[Begin Data]

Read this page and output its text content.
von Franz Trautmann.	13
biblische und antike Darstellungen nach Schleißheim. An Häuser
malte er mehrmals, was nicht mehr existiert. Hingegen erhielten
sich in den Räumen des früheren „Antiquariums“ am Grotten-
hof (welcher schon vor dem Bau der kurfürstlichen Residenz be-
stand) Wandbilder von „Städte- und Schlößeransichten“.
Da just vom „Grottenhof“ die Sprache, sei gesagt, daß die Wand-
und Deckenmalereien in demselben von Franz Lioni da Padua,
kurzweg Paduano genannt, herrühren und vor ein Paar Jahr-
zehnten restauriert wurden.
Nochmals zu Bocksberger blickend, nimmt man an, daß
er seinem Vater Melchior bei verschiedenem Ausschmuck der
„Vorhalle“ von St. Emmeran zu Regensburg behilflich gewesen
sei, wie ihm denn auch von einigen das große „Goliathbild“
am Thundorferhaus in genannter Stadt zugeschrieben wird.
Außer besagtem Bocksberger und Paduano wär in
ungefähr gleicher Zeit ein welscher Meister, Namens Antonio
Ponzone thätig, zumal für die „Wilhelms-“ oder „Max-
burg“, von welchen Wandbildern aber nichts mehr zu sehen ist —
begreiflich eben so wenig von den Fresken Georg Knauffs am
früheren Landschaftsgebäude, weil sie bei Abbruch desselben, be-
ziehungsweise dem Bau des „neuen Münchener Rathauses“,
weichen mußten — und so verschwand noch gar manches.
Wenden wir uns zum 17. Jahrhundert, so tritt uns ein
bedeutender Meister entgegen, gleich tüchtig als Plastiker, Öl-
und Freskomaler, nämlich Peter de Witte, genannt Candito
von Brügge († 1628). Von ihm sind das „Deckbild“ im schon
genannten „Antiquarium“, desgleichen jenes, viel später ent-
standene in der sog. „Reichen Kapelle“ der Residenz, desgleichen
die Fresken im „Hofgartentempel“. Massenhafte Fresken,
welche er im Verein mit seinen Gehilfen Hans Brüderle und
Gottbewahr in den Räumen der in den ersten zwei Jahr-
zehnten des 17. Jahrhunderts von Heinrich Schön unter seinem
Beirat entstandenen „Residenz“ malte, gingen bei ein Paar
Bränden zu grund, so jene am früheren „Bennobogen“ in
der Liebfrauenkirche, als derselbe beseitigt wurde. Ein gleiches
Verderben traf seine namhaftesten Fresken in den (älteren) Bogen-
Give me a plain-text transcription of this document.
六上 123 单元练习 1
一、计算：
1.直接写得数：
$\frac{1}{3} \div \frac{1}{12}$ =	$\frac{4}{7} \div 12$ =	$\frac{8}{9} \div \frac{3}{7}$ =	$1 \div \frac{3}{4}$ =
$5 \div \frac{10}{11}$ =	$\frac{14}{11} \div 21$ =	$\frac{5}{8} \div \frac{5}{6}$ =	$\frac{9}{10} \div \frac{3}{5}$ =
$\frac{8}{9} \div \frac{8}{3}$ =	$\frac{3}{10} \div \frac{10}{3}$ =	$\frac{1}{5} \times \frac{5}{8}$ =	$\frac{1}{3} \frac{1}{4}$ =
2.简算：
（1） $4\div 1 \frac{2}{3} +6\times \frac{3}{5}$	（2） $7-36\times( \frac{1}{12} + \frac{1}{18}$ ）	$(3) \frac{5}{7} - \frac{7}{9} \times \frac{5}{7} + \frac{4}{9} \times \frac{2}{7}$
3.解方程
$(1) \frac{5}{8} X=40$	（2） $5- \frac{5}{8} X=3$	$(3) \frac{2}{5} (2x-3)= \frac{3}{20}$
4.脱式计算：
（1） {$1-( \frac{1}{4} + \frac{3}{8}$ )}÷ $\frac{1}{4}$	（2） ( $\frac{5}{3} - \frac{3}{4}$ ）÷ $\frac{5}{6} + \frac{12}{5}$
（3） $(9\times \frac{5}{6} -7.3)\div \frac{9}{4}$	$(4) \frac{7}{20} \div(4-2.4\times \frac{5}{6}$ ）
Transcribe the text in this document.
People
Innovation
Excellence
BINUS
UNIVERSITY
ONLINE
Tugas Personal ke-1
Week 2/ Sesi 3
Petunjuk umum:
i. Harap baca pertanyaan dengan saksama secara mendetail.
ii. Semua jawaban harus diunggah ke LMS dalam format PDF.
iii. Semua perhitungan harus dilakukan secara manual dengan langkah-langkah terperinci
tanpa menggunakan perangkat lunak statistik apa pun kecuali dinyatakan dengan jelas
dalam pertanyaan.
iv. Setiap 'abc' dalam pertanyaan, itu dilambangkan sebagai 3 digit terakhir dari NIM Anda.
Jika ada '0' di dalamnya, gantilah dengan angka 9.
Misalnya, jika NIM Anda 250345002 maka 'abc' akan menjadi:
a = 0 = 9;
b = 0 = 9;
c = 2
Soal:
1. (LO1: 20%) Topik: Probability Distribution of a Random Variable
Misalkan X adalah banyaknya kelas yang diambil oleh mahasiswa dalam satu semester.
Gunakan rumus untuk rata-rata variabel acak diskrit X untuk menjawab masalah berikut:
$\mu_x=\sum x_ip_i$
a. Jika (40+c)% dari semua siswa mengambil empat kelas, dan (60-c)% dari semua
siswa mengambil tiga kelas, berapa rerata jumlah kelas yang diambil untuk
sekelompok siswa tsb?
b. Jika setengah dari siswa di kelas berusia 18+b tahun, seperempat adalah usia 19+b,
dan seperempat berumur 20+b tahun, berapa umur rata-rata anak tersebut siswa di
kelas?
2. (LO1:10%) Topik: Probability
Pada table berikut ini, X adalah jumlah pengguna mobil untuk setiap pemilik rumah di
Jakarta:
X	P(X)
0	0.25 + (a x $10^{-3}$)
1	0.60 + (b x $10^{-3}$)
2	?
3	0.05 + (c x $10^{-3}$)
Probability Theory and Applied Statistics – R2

[End Data]

Write every entry out again exactly.

# The completed task:
Read this page and output its text content.
von Franz Trautmann.	13
biblische und antike Darstellungen nach Schleißheim. An Häuser
malte er mehrmals, was nicht mehr existiert. Hingegen erhielten
sich in den Räumen des früheren „Antiquariums“ am Grotten-
hof (welcher schon vor dem Bau der kurfürstlichen Residenz be-
stand) Wandbilder von „Städte- und Schlößeransichten“.
Da just vom „Grottenhof“ die Sprache, sei gesagt, daß die Wand-
und Deckenmalereien in demselben von Franz Lioni da Padua,
kurzweg Paduano genannt, herrühren und vor ein Paar Jahr-
zehnten restauriert wurden.
Nochmals zu Bocksberger blickend, nimmt man an, daß
er seinem Vater Melchior bei verschiedenem Ausschmuck der
„Vorhalle“ von St. Emmeran zu Regensburg behilflich gewesen
sei, wie ihm denn auch von einigen das große „Goliathbild“
am Thundorferhaus in genannter Stadt zugeschrieben wird.
Außer besagtem Bocksberger und Paduano wär in
ungefähr gleicher Zeit ein welscher Meister, Namens Antonio
Ponzone thätig, zumal für die „Wilhelms-“ oder „Max-
burg“, von welchen Wandbildern aber nichts mehr zu sehen ist —
begreiflich eben so wenig von den Fresken Georg Knauffs am
früheren Landschaftsgebäude, weil sie bei Abbruch desselben, be-
ziehungsweise dem Bau des „neuen Münchener Rathauses“,
weichen mußten — und so verschwand noch gar manches.
Wenden wir uns zum 17. Jahrhundert, so tritt uns ein
bedeutender Meister entgegen, gleich tüchtig als Plastiker, Öl-
und Freskomaler, nämlich Peter de Witte, genannt Candito
von Brügge († 1628). Von ihm sind das „Deckbild“ im schon
genannten „Antiquarium“, desgleichen jenes, viel später ent-
standene in der sog. „Reichen Kapelle“ der Residenz, desgleichen
die Fresken im „Hofgartentempel“. Massenhafte Fresken,
welche er im Verein mit seinen Gehilfen Hans Brüderle und
Gottbewahr in den Räumen der in den ersten zwei Jahr-
zehnten des 17. Jahrhunderts von Heinrich Schön unter seinem
Beirat entstandenen „Residenz“ malte, gingen bei ein Paar
Bränden zu grund, so jene am früheren „Bennobogen“ in
der Liebfrauenkirche, als derselbe beseitigt wurde. Ein gleiches
Verderben traf seine namhaftesten Fresken in den (älteren) Bogen-
Give me a plain-text transcription of this document.
六上 123 单元练习 1
一、计算：
1.直接写得数：
$\frac{1}{3} \div \frac{1}{12}$ =	$\frac{4}{7} \div 12$ =	$\frac{8}{9} \div \frac{3}{7}$ =	$1 \div \frac{3}{4}$ =
$5 \div \frac{10}{11}$ =	$\frac{14}{11} \div 21$ =	$\frac{5}{8} \div \frac{5}{6}$ =	$\frac{9}{10} \div \frac{3}{5}$ =
$\frac{8}{9} \div \frac{8}{3}$ =	$\frac{3}{10} \div \frac{10}{3}$ =	$\frac{1}{5} \times \frac{5}{8}$ =	$\frac{1}{3} \frac{1}{4}$ =
2.简算：
（1） $4\div 1 \frac{2}{3} +6\times \frac{3}{5}$	（2） $7-36\times( \frac{1}{12} + \frac{1}{18}$ ）	$(3) \frac{5}{7} - \frac{7}{9} \times \frac{5}{7} + \frac{4}{9} \times \frac{2}{7}$
3.解方程
$(1) \frac{5}{8} X=40$	（2） $5- \frac{5}{8} X=3$	$(3) \frac{2}{5} (2x-3)= \frac{3}{20}$
4.脱式计算：
（1） {$1-( \frac{1}{4} + \frac{3}{8}$ )}÷ $\frac{1}{4}$	（2） ( $\frac{5}{3} - \frac{3}{4}$ ）÷ $\frac{5}{6} + \frac{12}{5}$
（3） $(9\times \frac{5}{6} -7.3)\div \frac{9}{4}$	$(4) \frac{7}{20} \div(4-2.4\times \frac{5}{6}$ ）
Transcribe the text in this document.
People
Innovation
Excellence
BINUS
UNIVERSITY
ONLINE
Tugas Personal ke-1
Week 2/ Sesi 3
Petunjuk umum:
i. Harap baca pertanyaan dengan saksama secara mendetail.
ii. Semua jawaban harus diunggah ke LMS dalam format PDF.
iii. Semua perhitungan harus dilakukan secara manual dengan langkah-langkah terperinci
tanpa menggunakan perangkat lunak statistik apa pun kecuali dinyatakan dengan jelas
dalam pertanyaan.
iv. Setiap 'abc' dalam pertanyaan, itu dilambangkan sebagai 3 digit terakhir dari NIM Anda.
Jika ada '0' di dalamnya, gantilah dengan angka 9.
Misalnya, jika NIM Anda 250345002 maka 'abc' akan menjadi:
a = 0 = 9;
b = 0 = 9;
c = 2
Soal:
1. (LO1: 20%) Topik: Probability Distribution of a Random Variable
Misalkan X adalah banyaknya kelas yang diambil oleh mahasiswa dalam satu semester.
Gunakan rumus untuk rata-rata variabel acak diskrit X untuk menjawab masalah berikut:
$\mu_x=\sum x_ip_i$
a. Jika (40+c)% dari semua siswa mengambil empat kelas, dan (60-c)% dari semua
siswa mengambil tiga kelas, berapa rerata jumlah kelas yang diambil untuk
sekelompok siswa tsb?
b. Jika setengah dari siswa di kelas berusia 18+b tahun, seperempat adalah usia 19+b,
dan seperempat berumur 20+b tahun, berapa umur rata-rata anak tersebut siswa di
kelas?
2. (LO1:10%) Topik: Probability
Pada table berikut ini, X adalah jumlah pengguna mobil untuk setiap pemilik rumah di
Jakarta:
X	P(X)
0	0.25 + (a x $10^{-3}$)
1	0.60 + (b x $10^{-3}$)
2	?
3	0.05 + (c x $10^{-3}$)
Probability Theory and Applied Statistics – R2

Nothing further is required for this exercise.